(Task brief) Look through the entries and report how many lines include the word "annotation". Give the number alone.

───── The input

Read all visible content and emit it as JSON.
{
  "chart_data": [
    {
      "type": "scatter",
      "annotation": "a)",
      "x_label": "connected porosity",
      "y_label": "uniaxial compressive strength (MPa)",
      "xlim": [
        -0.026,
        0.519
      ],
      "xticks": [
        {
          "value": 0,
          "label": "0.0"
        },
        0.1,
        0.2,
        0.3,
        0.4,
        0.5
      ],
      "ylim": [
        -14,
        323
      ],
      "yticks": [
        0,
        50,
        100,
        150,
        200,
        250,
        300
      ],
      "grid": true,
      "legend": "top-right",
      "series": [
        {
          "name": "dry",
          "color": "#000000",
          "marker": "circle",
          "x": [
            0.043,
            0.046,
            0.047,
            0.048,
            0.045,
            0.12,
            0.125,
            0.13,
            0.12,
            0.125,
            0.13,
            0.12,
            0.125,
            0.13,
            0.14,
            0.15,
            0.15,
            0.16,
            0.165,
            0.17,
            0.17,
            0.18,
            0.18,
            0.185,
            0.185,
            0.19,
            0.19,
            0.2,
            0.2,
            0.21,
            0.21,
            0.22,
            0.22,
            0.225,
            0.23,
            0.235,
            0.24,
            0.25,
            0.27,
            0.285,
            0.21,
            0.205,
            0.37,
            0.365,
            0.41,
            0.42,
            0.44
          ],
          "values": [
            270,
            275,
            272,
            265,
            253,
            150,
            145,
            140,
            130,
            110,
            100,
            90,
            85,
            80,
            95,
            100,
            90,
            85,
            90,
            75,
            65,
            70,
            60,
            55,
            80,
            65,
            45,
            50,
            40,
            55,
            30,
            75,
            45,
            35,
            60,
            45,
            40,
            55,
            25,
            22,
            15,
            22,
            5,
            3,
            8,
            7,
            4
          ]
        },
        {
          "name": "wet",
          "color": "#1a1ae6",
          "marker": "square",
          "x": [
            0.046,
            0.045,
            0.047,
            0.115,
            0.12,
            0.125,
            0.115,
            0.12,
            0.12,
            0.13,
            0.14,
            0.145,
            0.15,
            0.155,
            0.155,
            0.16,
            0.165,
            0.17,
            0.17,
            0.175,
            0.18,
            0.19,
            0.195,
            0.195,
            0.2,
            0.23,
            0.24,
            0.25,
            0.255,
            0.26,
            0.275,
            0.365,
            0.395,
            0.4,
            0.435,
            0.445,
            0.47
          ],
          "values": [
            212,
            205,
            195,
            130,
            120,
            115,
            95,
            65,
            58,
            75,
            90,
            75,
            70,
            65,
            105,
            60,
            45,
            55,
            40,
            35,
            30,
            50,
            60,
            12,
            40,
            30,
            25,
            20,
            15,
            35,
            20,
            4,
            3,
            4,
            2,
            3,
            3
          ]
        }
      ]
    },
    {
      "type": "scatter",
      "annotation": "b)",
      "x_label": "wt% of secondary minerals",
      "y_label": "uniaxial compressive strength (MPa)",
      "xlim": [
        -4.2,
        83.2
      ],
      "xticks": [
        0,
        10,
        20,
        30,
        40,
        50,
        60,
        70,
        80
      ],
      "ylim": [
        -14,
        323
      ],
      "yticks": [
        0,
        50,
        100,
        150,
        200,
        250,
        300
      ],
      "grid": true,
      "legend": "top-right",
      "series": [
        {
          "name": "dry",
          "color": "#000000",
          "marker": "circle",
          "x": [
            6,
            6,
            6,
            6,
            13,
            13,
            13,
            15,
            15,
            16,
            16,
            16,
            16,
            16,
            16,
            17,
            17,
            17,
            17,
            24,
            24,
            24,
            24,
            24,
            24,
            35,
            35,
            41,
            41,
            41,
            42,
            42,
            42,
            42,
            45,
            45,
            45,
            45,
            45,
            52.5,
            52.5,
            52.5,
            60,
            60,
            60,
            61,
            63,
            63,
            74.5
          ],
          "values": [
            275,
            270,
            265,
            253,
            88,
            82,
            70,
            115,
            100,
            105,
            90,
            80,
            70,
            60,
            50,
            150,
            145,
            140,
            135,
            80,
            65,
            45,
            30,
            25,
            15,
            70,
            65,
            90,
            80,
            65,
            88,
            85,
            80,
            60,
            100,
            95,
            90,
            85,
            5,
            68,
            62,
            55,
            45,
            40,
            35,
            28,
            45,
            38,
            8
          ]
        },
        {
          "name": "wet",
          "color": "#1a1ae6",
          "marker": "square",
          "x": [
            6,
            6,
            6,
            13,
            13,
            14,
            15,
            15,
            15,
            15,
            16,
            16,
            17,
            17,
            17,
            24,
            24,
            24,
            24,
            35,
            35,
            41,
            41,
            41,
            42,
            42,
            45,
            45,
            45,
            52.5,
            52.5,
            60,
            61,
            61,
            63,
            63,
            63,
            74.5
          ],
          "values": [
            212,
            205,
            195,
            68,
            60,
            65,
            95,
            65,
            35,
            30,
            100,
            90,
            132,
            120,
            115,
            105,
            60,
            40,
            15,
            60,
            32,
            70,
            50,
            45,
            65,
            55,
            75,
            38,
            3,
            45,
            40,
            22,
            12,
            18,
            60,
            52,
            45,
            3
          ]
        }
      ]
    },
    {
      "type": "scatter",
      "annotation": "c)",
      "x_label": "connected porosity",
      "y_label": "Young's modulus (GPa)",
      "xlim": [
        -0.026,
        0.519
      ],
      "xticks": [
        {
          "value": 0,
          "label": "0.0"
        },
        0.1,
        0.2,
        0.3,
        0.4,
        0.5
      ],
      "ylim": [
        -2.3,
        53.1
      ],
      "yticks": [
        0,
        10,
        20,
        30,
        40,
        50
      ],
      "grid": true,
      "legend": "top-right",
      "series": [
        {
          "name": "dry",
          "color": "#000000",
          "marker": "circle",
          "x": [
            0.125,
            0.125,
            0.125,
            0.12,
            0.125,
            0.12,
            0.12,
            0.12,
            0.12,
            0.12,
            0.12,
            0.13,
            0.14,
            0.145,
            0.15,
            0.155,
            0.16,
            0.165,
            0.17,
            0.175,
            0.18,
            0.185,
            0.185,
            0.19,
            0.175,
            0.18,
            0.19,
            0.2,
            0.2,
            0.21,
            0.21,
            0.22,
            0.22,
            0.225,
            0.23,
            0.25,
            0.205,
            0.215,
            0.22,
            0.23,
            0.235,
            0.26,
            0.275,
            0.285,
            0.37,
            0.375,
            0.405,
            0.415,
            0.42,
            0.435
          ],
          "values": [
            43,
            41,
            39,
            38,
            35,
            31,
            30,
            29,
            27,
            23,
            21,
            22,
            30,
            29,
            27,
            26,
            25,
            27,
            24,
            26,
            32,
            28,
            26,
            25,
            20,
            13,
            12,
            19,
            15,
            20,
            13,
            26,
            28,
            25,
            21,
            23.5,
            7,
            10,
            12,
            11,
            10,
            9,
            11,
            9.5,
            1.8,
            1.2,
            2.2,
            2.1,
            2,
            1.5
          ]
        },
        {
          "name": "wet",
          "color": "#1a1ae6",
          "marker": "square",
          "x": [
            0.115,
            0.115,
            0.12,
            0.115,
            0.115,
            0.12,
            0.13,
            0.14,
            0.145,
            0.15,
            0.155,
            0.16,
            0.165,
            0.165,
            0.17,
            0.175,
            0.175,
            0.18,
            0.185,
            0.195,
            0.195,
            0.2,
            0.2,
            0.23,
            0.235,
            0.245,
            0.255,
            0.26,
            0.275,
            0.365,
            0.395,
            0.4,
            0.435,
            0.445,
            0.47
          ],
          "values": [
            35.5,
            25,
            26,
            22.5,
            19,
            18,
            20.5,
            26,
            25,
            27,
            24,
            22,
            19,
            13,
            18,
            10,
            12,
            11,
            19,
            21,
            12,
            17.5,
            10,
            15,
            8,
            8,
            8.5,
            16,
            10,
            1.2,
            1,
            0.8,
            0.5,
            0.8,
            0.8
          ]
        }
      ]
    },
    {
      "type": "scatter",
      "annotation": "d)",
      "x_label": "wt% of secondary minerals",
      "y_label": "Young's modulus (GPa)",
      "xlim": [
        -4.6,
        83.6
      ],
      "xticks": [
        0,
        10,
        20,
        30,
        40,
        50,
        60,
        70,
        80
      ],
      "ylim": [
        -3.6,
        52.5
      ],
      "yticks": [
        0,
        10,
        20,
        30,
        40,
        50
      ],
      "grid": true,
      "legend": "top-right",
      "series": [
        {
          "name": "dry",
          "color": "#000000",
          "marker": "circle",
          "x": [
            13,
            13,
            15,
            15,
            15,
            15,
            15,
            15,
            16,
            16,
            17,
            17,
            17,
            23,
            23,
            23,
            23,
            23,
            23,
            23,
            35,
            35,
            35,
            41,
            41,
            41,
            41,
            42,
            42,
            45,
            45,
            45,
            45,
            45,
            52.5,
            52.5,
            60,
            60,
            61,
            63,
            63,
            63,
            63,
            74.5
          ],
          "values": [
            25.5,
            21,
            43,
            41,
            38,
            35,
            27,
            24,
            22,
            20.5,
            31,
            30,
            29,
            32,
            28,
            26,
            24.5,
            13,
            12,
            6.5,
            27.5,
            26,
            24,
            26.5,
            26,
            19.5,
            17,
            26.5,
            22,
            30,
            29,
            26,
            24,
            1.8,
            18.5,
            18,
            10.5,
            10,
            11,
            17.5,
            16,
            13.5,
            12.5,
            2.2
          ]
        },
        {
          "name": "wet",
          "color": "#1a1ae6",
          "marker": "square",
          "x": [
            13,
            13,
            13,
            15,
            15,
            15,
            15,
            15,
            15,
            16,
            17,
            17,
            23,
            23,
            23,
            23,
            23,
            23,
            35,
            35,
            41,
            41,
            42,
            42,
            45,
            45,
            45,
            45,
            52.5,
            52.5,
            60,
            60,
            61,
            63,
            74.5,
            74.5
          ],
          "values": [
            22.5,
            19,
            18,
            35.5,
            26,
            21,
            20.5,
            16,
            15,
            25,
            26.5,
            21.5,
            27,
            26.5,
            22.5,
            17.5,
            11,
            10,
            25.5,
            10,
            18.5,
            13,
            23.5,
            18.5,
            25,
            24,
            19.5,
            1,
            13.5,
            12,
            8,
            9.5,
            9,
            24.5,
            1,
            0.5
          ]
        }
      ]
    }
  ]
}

──────────

(Task output) 4